>>>

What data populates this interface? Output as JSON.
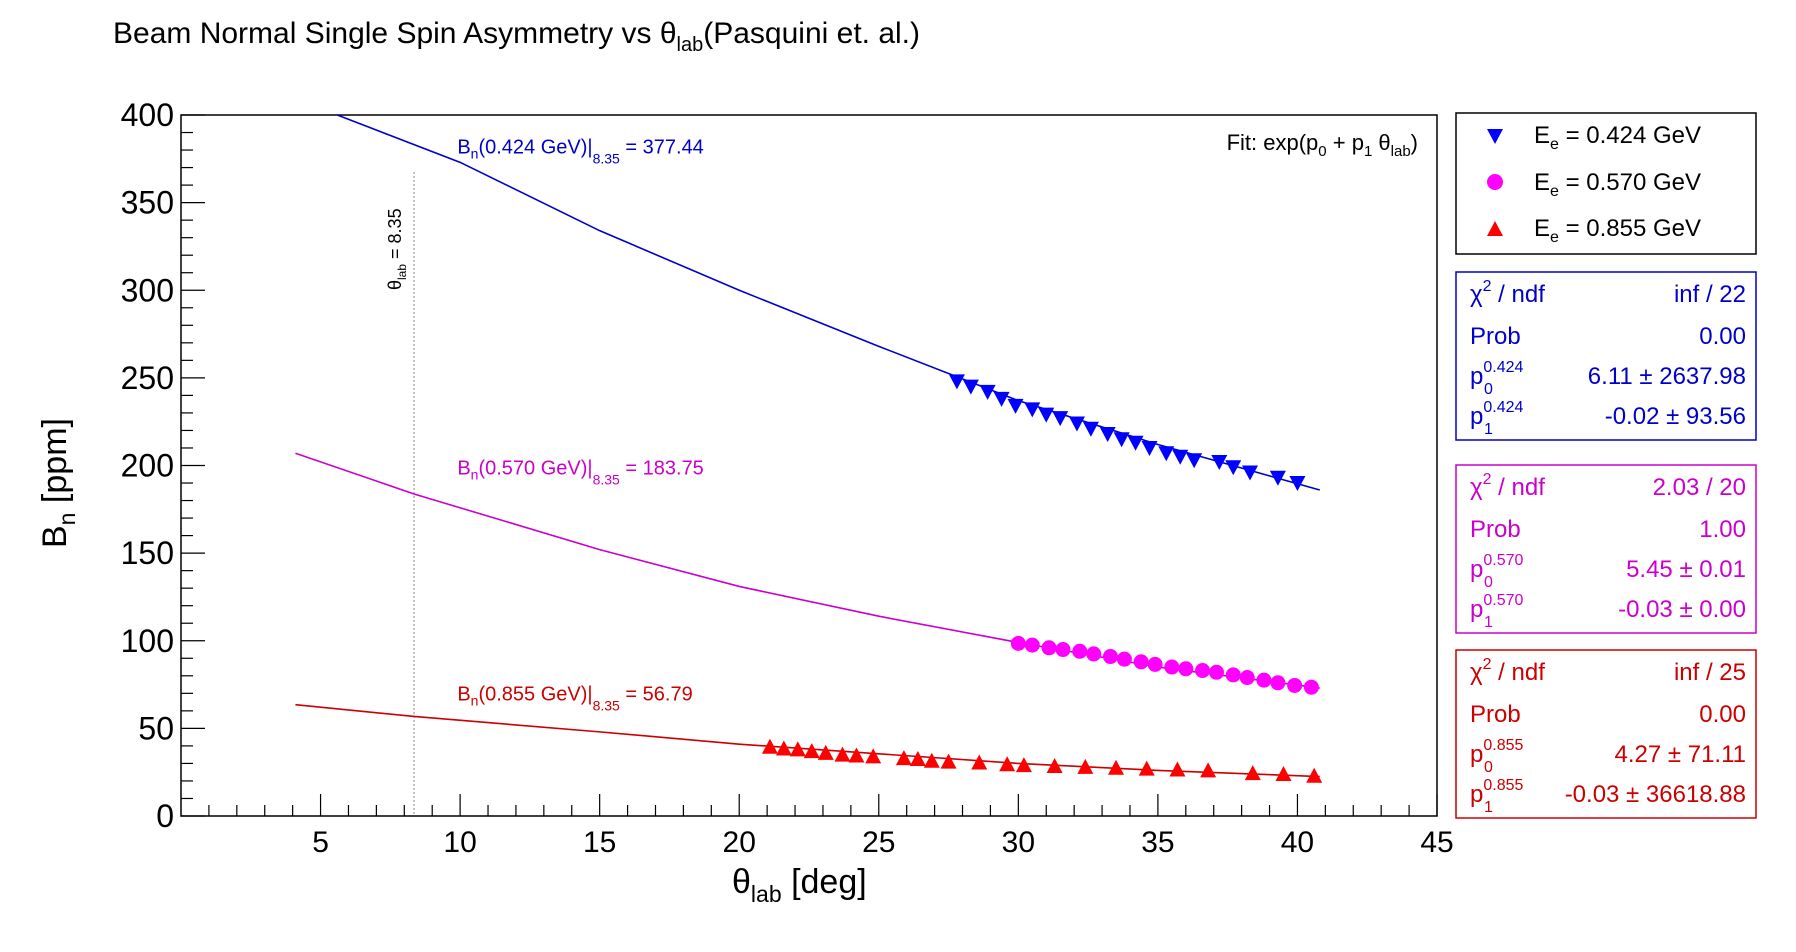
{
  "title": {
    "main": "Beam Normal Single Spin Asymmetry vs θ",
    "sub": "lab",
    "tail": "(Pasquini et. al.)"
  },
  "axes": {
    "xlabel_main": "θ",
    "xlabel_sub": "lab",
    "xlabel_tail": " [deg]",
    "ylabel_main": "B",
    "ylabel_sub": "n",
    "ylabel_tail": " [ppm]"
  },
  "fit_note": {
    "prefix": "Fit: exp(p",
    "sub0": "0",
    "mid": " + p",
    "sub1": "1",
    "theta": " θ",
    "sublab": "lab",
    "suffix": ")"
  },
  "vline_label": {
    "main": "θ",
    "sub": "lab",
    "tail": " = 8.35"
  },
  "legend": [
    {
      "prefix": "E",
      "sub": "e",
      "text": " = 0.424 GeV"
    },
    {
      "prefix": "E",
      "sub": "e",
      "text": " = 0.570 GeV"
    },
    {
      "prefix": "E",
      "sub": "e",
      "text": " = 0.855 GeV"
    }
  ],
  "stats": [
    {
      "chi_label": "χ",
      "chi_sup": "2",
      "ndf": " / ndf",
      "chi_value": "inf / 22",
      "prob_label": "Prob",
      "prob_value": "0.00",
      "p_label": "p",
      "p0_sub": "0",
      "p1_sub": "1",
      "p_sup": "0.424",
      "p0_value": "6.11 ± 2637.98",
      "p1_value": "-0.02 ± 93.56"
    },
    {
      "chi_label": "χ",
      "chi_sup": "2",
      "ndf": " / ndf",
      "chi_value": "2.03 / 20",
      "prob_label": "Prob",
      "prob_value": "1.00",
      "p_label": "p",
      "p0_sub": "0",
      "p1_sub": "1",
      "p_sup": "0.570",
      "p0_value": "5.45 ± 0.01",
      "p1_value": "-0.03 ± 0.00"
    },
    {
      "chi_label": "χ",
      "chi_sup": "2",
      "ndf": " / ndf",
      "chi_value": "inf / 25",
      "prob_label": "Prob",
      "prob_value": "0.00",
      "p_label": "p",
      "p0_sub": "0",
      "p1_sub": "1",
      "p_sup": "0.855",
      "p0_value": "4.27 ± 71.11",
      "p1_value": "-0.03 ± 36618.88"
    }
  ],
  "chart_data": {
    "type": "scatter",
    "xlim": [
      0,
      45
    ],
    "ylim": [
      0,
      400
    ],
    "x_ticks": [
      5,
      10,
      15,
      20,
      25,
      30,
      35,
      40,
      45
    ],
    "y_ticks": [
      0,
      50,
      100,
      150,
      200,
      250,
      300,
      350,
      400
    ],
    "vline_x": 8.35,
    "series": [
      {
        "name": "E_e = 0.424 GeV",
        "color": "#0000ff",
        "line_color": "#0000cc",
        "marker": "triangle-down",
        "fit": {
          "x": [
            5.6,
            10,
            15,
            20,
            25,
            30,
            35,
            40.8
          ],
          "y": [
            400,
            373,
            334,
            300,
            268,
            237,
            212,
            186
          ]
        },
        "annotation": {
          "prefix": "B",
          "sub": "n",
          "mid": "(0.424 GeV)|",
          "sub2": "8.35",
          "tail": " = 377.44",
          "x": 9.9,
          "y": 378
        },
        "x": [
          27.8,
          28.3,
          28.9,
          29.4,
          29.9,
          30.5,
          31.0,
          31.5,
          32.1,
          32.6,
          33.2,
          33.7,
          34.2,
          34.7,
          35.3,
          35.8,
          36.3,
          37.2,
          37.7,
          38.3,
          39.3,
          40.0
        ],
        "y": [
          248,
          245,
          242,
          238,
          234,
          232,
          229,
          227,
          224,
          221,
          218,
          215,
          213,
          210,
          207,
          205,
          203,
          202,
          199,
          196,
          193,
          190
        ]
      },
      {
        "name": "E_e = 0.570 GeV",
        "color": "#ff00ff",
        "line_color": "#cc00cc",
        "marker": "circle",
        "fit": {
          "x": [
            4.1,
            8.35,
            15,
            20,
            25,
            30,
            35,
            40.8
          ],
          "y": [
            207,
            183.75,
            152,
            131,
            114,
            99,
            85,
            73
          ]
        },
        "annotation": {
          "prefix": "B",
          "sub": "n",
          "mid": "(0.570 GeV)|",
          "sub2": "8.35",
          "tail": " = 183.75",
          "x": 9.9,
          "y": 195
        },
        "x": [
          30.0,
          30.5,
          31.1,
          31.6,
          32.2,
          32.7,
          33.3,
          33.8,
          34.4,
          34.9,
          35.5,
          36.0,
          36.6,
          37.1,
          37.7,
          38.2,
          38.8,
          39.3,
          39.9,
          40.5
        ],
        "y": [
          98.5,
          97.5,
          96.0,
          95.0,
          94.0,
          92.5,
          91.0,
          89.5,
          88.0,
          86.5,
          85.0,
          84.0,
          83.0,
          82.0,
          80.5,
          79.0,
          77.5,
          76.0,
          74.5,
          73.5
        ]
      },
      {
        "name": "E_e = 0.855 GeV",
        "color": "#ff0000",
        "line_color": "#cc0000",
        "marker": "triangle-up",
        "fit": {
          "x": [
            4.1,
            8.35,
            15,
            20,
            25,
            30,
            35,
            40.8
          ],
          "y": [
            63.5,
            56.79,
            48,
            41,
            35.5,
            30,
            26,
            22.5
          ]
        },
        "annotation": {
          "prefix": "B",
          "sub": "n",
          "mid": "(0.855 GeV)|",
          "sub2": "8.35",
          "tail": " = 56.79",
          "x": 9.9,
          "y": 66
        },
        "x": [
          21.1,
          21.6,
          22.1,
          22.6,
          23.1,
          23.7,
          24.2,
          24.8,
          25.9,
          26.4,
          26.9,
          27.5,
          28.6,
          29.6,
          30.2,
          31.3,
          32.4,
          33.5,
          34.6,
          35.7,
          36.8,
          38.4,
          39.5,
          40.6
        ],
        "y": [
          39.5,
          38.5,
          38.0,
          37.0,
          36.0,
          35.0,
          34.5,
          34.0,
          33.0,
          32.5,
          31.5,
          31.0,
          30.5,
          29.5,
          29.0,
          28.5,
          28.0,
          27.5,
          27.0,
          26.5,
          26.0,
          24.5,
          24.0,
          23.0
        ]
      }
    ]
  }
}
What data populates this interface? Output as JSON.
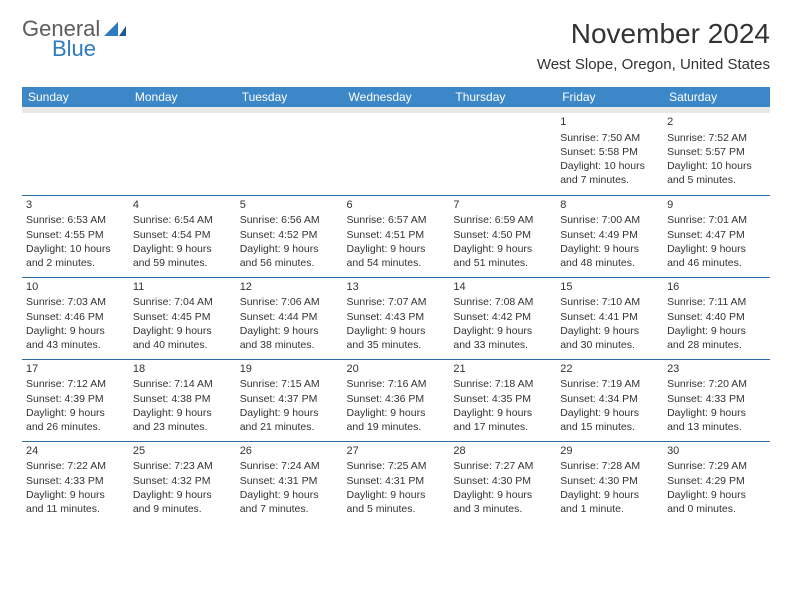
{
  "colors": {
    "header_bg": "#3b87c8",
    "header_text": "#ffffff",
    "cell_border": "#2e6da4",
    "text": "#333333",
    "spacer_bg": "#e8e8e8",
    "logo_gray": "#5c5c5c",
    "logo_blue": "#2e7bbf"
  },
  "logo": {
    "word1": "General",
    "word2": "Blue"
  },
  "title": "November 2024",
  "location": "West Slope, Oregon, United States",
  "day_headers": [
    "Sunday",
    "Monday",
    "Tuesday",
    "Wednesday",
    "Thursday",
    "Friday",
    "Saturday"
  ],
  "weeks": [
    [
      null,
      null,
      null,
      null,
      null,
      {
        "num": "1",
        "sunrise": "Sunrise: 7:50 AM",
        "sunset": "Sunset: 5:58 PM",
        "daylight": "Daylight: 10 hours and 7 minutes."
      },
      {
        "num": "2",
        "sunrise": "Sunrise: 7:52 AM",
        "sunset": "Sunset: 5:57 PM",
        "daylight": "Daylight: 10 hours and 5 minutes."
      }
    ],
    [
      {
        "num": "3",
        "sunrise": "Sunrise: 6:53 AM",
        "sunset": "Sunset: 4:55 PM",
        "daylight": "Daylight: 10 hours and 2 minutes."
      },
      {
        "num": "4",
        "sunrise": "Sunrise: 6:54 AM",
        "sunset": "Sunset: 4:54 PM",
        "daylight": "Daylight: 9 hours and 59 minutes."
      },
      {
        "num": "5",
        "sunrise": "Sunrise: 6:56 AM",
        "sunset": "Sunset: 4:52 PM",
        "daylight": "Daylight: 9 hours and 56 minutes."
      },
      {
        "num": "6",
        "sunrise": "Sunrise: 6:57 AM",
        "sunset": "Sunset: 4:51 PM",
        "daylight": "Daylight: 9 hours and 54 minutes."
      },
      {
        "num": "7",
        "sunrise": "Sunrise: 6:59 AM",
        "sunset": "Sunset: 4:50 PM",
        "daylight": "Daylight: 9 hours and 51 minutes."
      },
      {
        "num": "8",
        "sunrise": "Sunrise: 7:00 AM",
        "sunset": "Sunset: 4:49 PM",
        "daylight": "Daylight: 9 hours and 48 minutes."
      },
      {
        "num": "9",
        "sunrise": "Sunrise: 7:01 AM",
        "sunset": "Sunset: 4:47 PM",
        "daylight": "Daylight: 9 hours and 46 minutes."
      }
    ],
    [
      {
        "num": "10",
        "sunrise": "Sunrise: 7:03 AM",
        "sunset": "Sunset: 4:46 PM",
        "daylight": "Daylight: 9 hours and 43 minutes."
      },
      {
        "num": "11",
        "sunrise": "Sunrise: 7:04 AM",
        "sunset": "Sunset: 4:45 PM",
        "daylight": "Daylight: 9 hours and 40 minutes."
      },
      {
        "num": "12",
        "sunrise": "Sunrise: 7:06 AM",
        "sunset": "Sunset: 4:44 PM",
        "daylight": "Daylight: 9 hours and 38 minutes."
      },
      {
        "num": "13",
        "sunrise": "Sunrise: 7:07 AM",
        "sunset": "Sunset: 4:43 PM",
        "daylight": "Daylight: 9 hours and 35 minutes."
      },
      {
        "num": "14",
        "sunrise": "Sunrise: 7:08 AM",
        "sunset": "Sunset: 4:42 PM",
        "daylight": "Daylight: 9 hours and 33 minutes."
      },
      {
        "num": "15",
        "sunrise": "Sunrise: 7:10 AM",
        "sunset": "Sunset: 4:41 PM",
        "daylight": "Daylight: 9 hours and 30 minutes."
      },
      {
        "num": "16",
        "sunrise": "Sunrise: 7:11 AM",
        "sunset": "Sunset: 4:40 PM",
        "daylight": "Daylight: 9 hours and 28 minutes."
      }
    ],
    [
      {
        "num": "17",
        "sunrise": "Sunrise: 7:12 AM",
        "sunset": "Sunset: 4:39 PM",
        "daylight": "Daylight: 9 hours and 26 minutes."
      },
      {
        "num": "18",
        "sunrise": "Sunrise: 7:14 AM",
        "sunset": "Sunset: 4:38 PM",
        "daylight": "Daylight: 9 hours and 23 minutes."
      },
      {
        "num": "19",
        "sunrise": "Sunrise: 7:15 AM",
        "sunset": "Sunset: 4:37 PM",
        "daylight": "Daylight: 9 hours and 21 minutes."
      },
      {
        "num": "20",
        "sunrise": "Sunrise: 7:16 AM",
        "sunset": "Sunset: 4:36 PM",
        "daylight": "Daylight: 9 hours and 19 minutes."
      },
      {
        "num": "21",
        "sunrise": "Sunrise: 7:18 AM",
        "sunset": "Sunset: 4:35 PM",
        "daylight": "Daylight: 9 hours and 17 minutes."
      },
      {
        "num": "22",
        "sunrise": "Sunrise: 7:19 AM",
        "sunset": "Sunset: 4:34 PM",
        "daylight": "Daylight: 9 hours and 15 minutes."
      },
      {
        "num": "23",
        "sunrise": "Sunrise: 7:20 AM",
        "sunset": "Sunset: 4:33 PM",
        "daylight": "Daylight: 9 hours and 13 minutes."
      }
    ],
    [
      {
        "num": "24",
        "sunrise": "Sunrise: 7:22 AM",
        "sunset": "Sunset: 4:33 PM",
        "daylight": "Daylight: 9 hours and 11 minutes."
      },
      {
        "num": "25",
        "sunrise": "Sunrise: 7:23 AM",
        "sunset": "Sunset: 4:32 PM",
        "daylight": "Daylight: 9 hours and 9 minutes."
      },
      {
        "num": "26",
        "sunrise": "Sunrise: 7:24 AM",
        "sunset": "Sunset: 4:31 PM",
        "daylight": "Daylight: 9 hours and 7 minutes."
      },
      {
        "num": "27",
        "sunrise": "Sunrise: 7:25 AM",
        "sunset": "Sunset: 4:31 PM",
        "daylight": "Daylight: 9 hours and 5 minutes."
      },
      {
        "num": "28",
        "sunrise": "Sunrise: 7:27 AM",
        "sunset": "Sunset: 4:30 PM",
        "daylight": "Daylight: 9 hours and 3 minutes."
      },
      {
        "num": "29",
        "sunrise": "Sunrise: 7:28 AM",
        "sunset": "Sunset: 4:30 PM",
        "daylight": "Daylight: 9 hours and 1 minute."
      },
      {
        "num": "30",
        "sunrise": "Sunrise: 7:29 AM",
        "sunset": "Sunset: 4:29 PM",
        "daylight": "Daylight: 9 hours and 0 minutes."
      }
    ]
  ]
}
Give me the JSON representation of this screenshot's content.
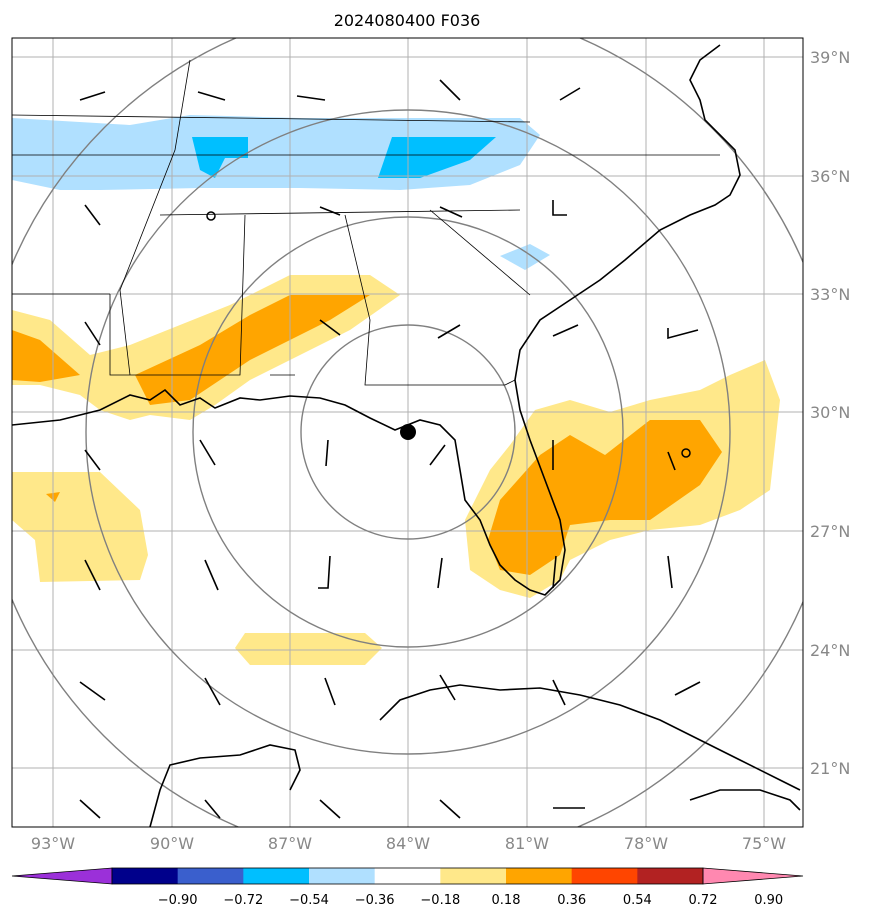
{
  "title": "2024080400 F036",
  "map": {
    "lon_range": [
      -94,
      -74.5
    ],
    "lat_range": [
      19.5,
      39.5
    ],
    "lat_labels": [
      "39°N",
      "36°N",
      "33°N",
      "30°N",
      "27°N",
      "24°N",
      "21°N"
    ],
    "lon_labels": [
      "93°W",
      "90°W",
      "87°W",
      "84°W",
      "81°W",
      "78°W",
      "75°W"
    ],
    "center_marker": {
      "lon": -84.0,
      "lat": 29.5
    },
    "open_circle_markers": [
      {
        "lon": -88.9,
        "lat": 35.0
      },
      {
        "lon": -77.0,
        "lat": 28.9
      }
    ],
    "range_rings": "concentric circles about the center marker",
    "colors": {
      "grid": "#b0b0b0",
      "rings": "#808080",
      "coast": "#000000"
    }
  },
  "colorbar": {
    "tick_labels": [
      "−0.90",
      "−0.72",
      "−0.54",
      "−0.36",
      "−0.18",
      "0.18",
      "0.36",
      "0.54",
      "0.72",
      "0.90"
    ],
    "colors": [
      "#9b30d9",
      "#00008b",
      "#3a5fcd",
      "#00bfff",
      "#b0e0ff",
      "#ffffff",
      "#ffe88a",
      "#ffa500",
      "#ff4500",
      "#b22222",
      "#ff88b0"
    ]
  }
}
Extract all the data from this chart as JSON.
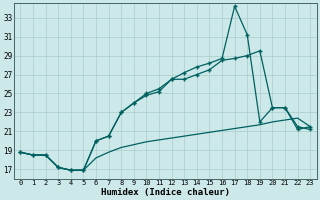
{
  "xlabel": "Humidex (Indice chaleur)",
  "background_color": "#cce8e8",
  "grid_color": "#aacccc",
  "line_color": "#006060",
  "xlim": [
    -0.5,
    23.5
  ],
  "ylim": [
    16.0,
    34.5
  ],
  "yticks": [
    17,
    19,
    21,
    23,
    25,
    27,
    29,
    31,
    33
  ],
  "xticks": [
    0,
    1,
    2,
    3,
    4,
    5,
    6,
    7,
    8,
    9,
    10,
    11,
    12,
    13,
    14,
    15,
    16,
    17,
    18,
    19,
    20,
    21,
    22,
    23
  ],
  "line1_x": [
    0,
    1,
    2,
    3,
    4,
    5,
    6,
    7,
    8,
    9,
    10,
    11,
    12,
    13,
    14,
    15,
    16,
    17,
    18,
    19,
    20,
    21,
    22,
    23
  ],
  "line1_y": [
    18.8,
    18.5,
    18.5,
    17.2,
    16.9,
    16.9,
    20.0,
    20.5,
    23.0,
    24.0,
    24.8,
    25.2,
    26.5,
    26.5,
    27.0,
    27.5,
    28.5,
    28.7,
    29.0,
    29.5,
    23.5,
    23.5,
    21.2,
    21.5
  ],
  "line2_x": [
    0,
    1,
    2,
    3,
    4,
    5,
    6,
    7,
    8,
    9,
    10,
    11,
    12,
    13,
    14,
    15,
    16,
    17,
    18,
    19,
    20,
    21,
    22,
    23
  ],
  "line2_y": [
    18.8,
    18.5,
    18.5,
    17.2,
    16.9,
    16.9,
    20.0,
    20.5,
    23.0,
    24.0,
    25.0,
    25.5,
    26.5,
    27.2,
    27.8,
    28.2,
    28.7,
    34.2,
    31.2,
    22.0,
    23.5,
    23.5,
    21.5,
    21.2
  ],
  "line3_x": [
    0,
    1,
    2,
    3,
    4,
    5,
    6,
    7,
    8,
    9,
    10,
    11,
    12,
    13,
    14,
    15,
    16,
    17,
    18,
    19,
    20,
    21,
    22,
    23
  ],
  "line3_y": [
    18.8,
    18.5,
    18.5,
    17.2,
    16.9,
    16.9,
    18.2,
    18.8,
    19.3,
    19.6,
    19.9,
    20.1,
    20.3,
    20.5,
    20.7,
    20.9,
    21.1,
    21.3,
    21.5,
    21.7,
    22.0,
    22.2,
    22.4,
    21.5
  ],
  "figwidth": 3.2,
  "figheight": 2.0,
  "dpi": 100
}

<<<

No pictures belong in the copy: reproduce exactly the lines above from the one that contains "Extract all the data from this chart as JSON." through the last line of the entries.

Extract all the data from this chart as JSON.
{
  "xlabel": "Humidex (Indice chaleur)",
  "background_color": "#cce8e8",
  "grid_color": "#aacccc",
  "line_color": "#006060",
  "xlim": [
    -0.5,
    23.5
  ],
  "ylim": [
    16.0,
    34.5
  ],
  "yticks": [
    17,
    19,
    21,
    23,
    25,
    27,
    29,
    31,
    33
  ],
  "xticks": [
    0,
    1,
    2,
    3,
    4,
    5,
    6,
    7,
    8,
    9,
    10,
    11,
    12,
    13,
    14,
    15,
    16,
    17,
    18,
    19,
    20,
    21,
    22,
    23
  ],
  "line1_x": [
    0,
    1,
    2,
    3,
    4,
    5,
    6,
    7,
    8,
    9,
    10,
    11,
    12,
    13,
    14,
    15,
    16,
    17,
    18,
    19,
    20,
    21,
    22,
    23
  ],
  "line1_y": [
    18.8,
    18.5,
    18.5,
    17.2,
    16.9,
    16.9,
    20.0,
    20.5,
    23.0,
    24.0,
    24.8,
    25.2,
    26.5,
    26.5,
    27.0,
    27.5,
    28.5,
    28.7,
    29.0,
    29.5,
    23.5,
    23.5,
    21.2,
    21.5
  ],
  "line2_x": [
    0,
    1,
    2,
    3,
    4,
    5,
    6,
    7,
    8,
    9,
    10,
    11,
    12,
    13,
    14,
    15,
    16,
    17,
    18,
    19,
    20,
    21,
    22,
    23
  ],
  "line2_y": [
    18.8,
    18.5,
    18.5,
    17.2,
    16.9,
    16.9,
    20.0,
    20.5,
    23.0,
    24.0,
    25.0,
    25.5,
    26.5,
    27.2,
    27.8,
    28.2,
    28.7,
    34.2,
    31.2,
    22.0,
    23.5,
    23.5,
    21.5,
    21.2
  ],
  "line3_x": [
    0,
    1,
    2,
    3,
    4,
    5,
    6,
    7,
    8,
    9,
    10,
    11,
    12,
    13,
    14,
    15,
    16,
    17,
    18,
    19,
    20,
    21,
    22,
    23
  ],
  "line3_y": [
    18.8,
    18.5,
    18.5,
    17.2,
    16.9,
    16.9,
    18.2,
    18.8,
    19.3,
    19.6,
    19.9,
    20.1,
    20.3,
    20.5,
    20.7,
    20.9,
    21.1,
    21.3,
    21.5,
    21.7,
    22.0,
    22.2,
    22.4,
    21.5
  ],
  "figwidth": 3.2,
  "figheight": 2.0,
  "dpi": 100
}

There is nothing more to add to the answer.